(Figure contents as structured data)
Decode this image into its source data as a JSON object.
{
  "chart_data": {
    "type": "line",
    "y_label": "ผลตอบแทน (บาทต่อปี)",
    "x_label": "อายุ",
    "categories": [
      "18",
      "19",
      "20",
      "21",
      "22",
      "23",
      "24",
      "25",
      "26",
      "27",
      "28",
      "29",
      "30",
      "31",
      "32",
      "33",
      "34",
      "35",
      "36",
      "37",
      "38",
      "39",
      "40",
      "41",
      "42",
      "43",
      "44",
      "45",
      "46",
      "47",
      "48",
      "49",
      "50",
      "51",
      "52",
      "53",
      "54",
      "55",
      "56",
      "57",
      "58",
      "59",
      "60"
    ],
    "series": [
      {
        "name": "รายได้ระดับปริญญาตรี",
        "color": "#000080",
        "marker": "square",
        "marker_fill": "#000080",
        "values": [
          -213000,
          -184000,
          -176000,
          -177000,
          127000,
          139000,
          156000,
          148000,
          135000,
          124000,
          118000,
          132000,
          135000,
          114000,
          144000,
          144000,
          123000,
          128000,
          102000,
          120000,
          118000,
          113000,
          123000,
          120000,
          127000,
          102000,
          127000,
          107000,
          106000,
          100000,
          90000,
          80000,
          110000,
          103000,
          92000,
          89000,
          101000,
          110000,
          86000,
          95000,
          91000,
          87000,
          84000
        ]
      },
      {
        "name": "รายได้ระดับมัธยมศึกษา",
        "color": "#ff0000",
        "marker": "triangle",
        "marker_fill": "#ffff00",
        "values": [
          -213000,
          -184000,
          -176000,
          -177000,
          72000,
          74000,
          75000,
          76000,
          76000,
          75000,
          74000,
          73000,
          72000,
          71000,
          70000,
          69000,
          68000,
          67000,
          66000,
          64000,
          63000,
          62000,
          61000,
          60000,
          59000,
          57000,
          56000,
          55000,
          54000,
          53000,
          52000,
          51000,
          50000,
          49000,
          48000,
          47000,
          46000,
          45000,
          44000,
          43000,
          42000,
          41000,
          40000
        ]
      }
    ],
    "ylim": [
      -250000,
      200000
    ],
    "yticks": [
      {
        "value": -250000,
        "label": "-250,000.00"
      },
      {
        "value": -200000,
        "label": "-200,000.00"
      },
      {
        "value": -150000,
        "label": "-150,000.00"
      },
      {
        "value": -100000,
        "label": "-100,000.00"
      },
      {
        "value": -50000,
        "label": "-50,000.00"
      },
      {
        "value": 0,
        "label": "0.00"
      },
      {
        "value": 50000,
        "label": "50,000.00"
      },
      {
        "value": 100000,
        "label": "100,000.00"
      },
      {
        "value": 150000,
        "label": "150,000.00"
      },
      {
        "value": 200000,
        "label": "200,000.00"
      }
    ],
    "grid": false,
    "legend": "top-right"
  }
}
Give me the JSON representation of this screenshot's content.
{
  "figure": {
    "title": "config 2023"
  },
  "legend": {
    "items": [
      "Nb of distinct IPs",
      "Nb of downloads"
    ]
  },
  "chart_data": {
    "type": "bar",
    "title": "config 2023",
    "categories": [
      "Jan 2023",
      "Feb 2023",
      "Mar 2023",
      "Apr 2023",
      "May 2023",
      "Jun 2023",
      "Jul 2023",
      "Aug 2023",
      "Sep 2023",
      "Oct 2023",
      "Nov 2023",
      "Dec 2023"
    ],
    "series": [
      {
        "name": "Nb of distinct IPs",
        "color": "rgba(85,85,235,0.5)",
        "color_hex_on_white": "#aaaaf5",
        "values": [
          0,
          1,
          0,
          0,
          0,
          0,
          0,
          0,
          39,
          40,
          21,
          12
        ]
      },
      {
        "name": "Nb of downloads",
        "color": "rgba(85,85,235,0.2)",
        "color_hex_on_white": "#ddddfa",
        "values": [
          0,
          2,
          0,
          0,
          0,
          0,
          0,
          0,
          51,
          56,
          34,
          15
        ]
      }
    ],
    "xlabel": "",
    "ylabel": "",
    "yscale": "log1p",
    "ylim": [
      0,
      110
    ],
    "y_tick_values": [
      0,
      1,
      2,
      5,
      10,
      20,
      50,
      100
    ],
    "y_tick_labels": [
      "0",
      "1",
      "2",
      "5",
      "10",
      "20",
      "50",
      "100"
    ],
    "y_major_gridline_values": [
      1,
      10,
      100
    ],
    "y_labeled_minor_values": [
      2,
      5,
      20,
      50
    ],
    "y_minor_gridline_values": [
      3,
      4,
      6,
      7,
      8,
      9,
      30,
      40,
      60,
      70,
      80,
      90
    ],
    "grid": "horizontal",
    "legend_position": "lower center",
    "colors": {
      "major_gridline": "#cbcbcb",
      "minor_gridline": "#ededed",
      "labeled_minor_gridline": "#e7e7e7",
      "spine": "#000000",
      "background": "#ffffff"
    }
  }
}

Exercise task »
Print the entries exactly. Include every one.

Solution »
Decode this image into its source data as a JSON object.
{
  "chart_data": {
    "type": "line",
    "y_label": "ผลตอบแทน (บาทต่อปี)",
    "x_label": "อายุ",
    "categories": [
      "18",
      "19",
      "20",
      "21",
      "22",
      "23",
      "24",
      "25",
      "26",
      "27",
      "28",
      "29",
      "30",
      "31",
      "32",
      "33",
      "34",
      "35",
      "36",
      "37",
      "38",
      "39",
      "40",
      "41",
      "42",
      "43",
      "44",
      "45",
      "46",
      "47",
      "48",
      "49",
      "50",
      "51",
      "52",
      "53",
      "54",
      "55",
      "56",
      "57",
      "58",
      "59",
      "60"
    ],
    "series": [
      {
        "name": "รายได้ระดับปริญญาตรี",
        "color": "#000080",
        "marker": "square",
        "marker_fill": "#000080",
        "values": [
          -213000,
          -184000,
          -176000,
          -177000,
          127000,
          139000,
          156000,
          148000,
          135000,
          124000,
          118000,
          132000,
          135000,
          114000,
          144000,
          144000,
          123000,
          128000,
          102000,
          120000,
          118000,
          113000,
          123000,
          120000,
          127000,
          102000,
          127000,
          107000,
          106000,
          100000,
          90000,
          80000,
          110000,
          103000,
          92000,
          89000,
          101000,
          110000,
          86000,
          95000,
          91000,
          87000,
          84000
        ]
      },
      {
        "name": "รายได้ระดับมัธยมศึกษา",
        "color": "#ff0000",
        "marker": "triangle",
        "marker_fill": "#ffff00",
        "values": [
          -213000,
          -184000,
          -176000,
          -177000,
          72000,
          74000,
          75000,
          76000,
          76000,
          75000,
          74000,
          73000,
          72000,
          71000,
          70000,
          69000,
          68000,
          67000,
          66000,
          64000,
          63000,
          62000,
          61000,
          60000,
          59000,
          57000,
          56000,
          55000,
          54000,
          53000,
          52000,
          51000,
          50000,
          49000,
          48000,
          47000,
          46000,
          45000,
          44000,
          43000,
          42000,
          41000,
          40000
        ]
      }
    ],
    "ylim": [
      -250000,
      200000
    ],
    "yticks": [
      {
        "value": -250000,
        "label": "-250,000.00"
      },
      {
        "value": -200000,
        "label": "-200,000.00"
      },
      {
        "value": -150000,
        "label": "-150,000.00"
      },
      {
        "value": -100000,
        "label": "-100,000.00"
      },
      {
        "value": -50000,
        "label": "-50,000.00"
      },
      {
        "value": 0,
        "label": "0.00"
      },
      {
        "value": 50000,
        "label": "50,000.00"
      },
      {
        "value": 100000,
        "label": "100,000.00"
      },
      {
        "value": 150000,
        "label": "150,000.00"
      },
      {
        "value": 200000,
        "label": "200,000.00"
      }
    ],
    "grid": false,
    "legend": "top-right"
  }
}
Give me the JSON representation of this screenshot's content.
{
  "figure": {
    "title": "config 2023"
  },
  "legend": {
    "items": [
      "Nb of distinct IPs",
      "Nb of downloads"
    ]
  },
  "chart_data": {
    "type": "bar",
    "title": "config 2023",
    "categories": [
      "Jan 2023",
      "Feb 2023",
      "Mar 2023",
      "Apr 2023",
      "May 2023",
      "Jun 2023",
      "Jul 2023",
      "Aug 2023",
      "Sep 2023",
      "Oct 2023",
      "Nov 2023",
      "Dec 2023"
    ],
    "series": [
      {
        "name": "Nb of distinct IPs",
        "color": "rgba(85,85,235,0.5)",
        "color_hex_on_white": "#aaaaf5",
        "values": [
          0,
          1,
          0,
          0,
          0,
          0,
          0,
          0,
          39,
          40,
          21,
          12
        ]
      },
      {
        "name": "Nb of downloads",
        "color": "rgba(85,85,235,0.2)",
        "color_hex_on_white": "#ddddfa",
        "values": [
          0,
          2,
          0,
          0,
          0,
          0,
          0,
          0,
          51,
          56,
          34,
          15
        ]
      }
    ],
    "xlabel": "",
    "ylabel": "",
    "yscale": "log1p",
    "ylim": [
      0,
      110
    ],
    "y_tick_values": [
      0,
      1,
      2,
      5,
      10,
      20,
      50,
      100
    ],
    "y_tick_labels": [
      "0",
      "1",
      "2",
      "5",
      "10",
      "20",
      "50",
      "100"
    ],
    "y_major_gridline_values": [
      1,
      10,
      100
    ],
    "y_labeled_minor_values": [
      2,
      5,
      20,
      50
    ],
    "y_minor_gridline_values": [
      3,
      4,
      6,
      7,
      8,
      9,
      30,
      40,
      60,
      70,
      80,
      90
    ],
    "grid": "horizontal",
    "legend_position": "lower center",
    "colors": {
      "major_gridline": "#cbcbcb",
      "minor_gridline": "#ededed",
      "labeled_minor_gridline": "#e7e7e7",
      "spine": "#000000",
      "background": "#ffffff"
    }
  }
}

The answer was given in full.